_Given task_. Go through the listing and copy every line word for word.

>> Start

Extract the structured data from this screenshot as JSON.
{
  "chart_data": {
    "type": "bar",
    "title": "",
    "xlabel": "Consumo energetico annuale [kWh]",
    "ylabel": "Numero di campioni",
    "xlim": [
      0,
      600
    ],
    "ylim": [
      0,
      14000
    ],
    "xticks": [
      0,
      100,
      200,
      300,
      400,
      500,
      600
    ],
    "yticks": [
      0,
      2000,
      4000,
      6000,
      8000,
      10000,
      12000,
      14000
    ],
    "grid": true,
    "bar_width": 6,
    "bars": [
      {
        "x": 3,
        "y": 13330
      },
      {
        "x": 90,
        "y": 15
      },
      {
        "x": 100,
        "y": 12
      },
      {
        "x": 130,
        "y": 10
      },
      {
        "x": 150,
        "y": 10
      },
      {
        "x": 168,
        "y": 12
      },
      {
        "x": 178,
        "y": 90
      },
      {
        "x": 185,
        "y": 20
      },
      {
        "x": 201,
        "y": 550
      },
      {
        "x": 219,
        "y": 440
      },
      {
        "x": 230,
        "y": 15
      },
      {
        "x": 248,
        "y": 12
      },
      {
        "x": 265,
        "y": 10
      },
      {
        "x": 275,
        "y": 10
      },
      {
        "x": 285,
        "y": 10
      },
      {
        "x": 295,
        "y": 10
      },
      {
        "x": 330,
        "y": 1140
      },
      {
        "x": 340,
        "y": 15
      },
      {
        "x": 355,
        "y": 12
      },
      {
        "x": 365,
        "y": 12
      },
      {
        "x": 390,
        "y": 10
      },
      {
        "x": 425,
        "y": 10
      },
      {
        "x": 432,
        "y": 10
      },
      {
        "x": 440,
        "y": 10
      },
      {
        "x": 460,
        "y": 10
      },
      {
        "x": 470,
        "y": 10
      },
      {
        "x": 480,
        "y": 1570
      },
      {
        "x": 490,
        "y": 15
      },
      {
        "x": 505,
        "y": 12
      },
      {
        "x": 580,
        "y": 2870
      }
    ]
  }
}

>> End

_Solution for this problem_.
Extract the structured data from this screenshot as JSON.
{
  "chart_data": {
    "type": "bar",
    "title": "",
    "xlabel": "Consumo energetico annuale [kWh]",
    "ylabel": "Numero di campioni",
    "xlim": [
      0,
      600
    ],
    "ylim": [
      0,
      14000
    ],
    "xticks": [
      0,
      100,
      200,
      300,
      400,
      500,
      600
    ],
    "yticks": [
      0,
      2000,
      4000,
      6000,
      8000,
      10000,
      12000,
      14000
    ],
    "grid": true,
    "bar_width": 6,
    "bars": [
      {
        "x": 3,
        "y": 13330
      },
      {
        "x": 90,
        "y": 15
      },
      {
        "x": 100,
        "y": 12
      },
      {
        "x": 130,
        "y": 10
      },
      {
        "x": 150,
        "y": 10
      },
      {
        "x": 168,
        "y": 12
      },
      {
        "x": 178,
        "y": 90
      },
      {
        "x": 185,
        "y": 20
      },
      {
        "x": 201,
        "y": 550
      },
      {
        "x": 219,
        "y": 440
      },
      {
        "x": 230,
        "y": 15
      },
      {
        "x": 248,
        "y": 12
      },
      {
        "x": 265,
        "y": 10
      },
      {
        "x": 275,
        "y": 10
      },
      {
        "x": 285,
        "y": 10
      },
      {
        "x": 295,
        "y": 10
      },
      {
        "x": 330,
        "y": 1140
      },
      {
        "x": 340,
        "y": 15
      },
      {
        "x": 355,
        "y": 12
      },
      {
        "x": 365,
        "y": 12
      },
      {
        "x": 390,
        "y": 10
      },
      {
        "x": 425,
        "y": 10
      },
      {
        "x": 432,
        "y": 10
      },
      {
        "x": 440,
        "y": 10
      },
      {
        "x": 460,
        "y": 10
      },
      {
        "x": 470,
        "y": 10
      },
      {
        "x": 480,
        "y": 1570
      },
      {
        "x": 490,
        "y": 15
      },
      {
        "x": 505,
        "y": 12
      },
      {
        "x": 580,
        "y": 2870
      }
    ]
  }
}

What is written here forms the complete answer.